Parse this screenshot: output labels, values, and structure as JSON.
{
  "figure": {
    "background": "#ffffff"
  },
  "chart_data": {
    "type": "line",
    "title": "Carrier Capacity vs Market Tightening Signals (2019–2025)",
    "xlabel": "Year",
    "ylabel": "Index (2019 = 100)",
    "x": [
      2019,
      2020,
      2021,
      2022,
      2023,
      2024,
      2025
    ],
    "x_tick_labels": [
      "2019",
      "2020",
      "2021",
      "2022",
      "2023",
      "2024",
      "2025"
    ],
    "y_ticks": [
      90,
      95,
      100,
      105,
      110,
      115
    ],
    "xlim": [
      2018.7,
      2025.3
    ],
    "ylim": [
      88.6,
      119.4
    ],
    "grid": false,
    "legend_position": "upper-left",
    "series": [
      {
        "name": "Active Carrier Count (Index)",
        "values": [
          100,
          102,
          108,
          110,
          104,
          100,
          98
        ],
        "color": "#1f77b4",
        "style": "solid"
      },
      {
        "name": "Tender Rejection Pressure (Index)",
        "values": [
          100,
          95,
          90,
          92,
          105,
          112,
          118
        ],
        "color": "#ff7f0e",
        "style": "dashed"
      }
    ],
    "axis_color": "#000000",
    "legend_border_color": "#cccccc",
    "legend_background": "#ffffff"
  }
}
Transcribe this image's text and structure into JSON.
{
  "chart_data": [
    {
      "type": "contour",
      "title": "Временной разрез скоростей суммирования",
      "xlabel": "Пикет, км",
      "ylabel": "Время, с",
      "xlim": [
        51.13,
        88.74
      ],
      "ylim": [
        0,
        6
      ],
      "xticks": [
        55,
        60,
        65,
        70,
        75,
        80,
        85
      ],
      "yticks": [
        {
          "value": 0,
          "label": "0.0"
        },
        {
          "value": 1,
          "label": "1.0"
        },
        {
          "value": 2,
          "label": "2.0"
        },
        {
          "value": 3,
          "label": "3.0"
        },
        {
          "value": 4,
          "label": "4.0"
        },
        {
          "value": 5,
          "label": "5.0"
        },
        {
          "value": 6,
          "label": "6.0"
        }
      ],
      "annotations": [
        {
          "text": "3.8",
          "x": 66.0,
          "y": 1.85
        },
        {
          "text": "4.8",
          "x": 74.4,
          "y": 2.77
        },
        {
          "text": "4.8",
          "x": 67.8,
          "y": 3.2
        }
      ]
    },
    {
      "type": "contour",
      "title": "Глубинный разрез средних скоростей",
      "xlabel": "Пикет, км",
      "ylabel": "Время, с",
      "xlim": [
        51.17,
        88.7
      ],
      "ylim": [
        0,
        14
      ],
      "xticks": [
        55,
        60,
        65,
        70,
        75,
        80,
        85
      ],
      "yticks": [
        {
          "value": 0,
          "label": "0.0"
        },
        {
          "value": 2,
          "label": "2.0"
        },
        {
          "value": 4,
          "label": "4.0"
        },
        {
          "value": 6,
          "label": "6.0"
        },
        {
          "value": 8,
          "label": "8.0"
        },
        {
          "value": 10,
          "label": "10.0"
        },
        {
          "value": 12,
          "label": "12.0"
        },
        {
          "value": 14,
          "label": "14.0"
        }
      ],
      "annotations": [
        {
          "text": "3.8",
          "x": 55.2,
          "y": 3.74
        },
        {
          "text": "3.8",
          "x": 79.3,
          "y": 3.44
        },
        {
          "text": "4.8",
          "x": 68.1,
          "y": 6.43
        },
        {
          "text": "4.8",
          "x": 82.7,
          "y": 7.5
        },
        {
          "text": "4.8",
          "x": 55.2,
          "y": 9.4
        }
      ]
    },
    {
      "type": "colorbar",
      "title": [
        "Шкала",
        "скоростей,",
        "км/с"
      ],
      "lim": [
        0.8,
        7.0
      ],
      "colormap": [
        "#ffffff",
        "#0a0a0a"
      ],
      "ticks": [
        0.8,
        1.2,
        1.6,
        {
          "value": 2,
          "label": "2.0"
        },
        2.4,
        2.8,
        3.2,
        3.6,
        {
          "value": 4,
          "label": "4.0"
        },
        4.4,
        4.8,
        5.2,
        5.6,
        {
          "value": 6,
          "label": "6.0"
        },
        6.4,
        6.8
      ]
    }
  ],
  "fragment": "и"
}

§

DIRECTIVE — Reproduce the data shown above exactly.

OUTPUT BELOW —
Parse this screenshot: output labels, values, and structure as JSON.
{
  "figure": {
    "background": "#ffffff"
  },
  "chart_data": {
    "type": "line",
    "title": "Carrier Capacity vs Market Tightening Signals (2019–2025)",
    "xlabel": "Year",
    "ylabel": "Index (2019 = 100)",
    "x": [
      2019,
      2020,
      2021,
      2022,
      2023,
      2024,
      2025
    ],
    "x_tick_labels": [
      "2019",
      "2020",
      "2021",
      "2022",
      "2023",
      "2024",
      "2025"
    ],
    "y_ticks": [
      90,
      95,
      100,
      105,
      110,
      115
    ],
    "xlim": [
      2018.7,
      2025.3
    ],
    "ylim": [
      88.6,
      119.4
    ],
    "grid": false,
    "legend_position": "upper-left",
    "series": [
      {
        "name": "Active Carrier Count (Index)",
        "values": [
          100,
          102,
          108,
          110,
          104,
          100,
          98
        ],
        "color": "#1f77b4",
        "style": "solid"
      },
      {
        "name": "Tender Rejection Pressure (Index)",
        "values": [
          100,
          95,
          90,
          92,
          105,
          112,
          118
        ],
        "color": "#ff7f0e",
        "style": "dashed"
      }
    ],
    "axis_color": "#000000",
    "legend_border_color": "#cccccc",
    "legend_background": "#ffffff"
  }
}
Transcribe this image's text and structure into JSON.
{
  "chart_data": [
    {
      "type": "contour",
      "title": "Временной разрез скоростей суммирования",
      "xlabel": "Пикет, км",
      "ylabel": "Время, с",
      "xlim": [
        51.13,
        88.74
      ],
      "ylim": [
        0,
        6
      ],
      "xticks": [
        55,
        60,
        65,
        70,
        75,
        80,
        85
      ],
      "yticks": [
        {
          "value": 0,
          "label": "0.0"
        },
        {
          "value": 1,
          "label": "1.0"
        },
        {
          "value": 2,
          "label": "2.0"
        },
        {
          "value": 3,
          "label": "3.0"
        },
        {
          "value": 4,
          "label": "4.0"
        },
        {
          "value": 5,
          "label": "5.0"
        },
        {
          "value": 6,
          "label": "6.0"
        }
      ],
      "annotations": [
        {
          "text": "3.8",
          "x": 66.0,
          "y": 1.85
        },
        {
          "text": "4.8",
          "x": 74.4,
          "y": 2.77
        },
        {
          "text": "4.8",
          "x": 67.8,
          "y": 3.2
        }
      ]
    },
    {
      "type": "contour",
      "title": "Глубинный разрез средних скоростей",
      "xlabel": "Пикет, км",
      "ylabel": "Время, с",
      "xlim": [
        51.17,
        88.7
      ],
      "ylim": [
        0,
        14
      ],
      "xticks": [
        55,
        60,
        65,
        70,
        75,
        80,
        85
      ],
      "yticks": [
        {
          "value": 0,
          "label": "0.0"
        },
        {
          "value": 2,
          "label": "2.0"
        },
        {
          "value": 4,
          "label": "4.0"
        },
        {
          "value": 6,
          "label": "6.0"
        },
        {
          "value": 8,
          "label": "8.0"
        },
        {
          "value": 10,
          "label": "10.0"
        },
        {
          "value": 12,
          "label": "12.0"
        },
        {
          "value": 14,
          "label": "14.0"
        }
      ],
      "annotations": [
        {
          "text": "3.8",
          "x": 55.2,
          "y": 3.74
        },
        {
          "text": "3.8",
          "x": 79.3,
          "y": 3.44
        },
        {
          "text": "4.8",
          "x": 68.1,
          "y": 6.43
        },
        {
          "text": "4.8",
          "x": 82.7,
          "y": 7.5
        },
        {
          "text": "4.8",
          "x": 55.2,
          "y": 9.4
        }
      ]
    },
    {
      "type": "colorbar",
      "title": [
        "Шкала",
        "скоростей,",
        "км/с"
      ],
      "lim": [
        0.8,
        7.0
      ],
      "colormap": [
        "#ffffff",
        "#0a0a0a"
      ],
      "ticks": [
        0.8,
        1.2,
        1.6,
        {
          "value": 2,
          "label": "2.0"
        },
        2.4,
        2.8,
        3.2,
        3.6,
        {
          "value": 4,
          "label": "4.0"
        },
        4.4,
        4.8,
        5.2,
        5.6,
        {
          "value": 6,
          "label": "6.0"
        },
        6.4,
        6.8
      ]
    }
  ],
  "fragment": "и"
}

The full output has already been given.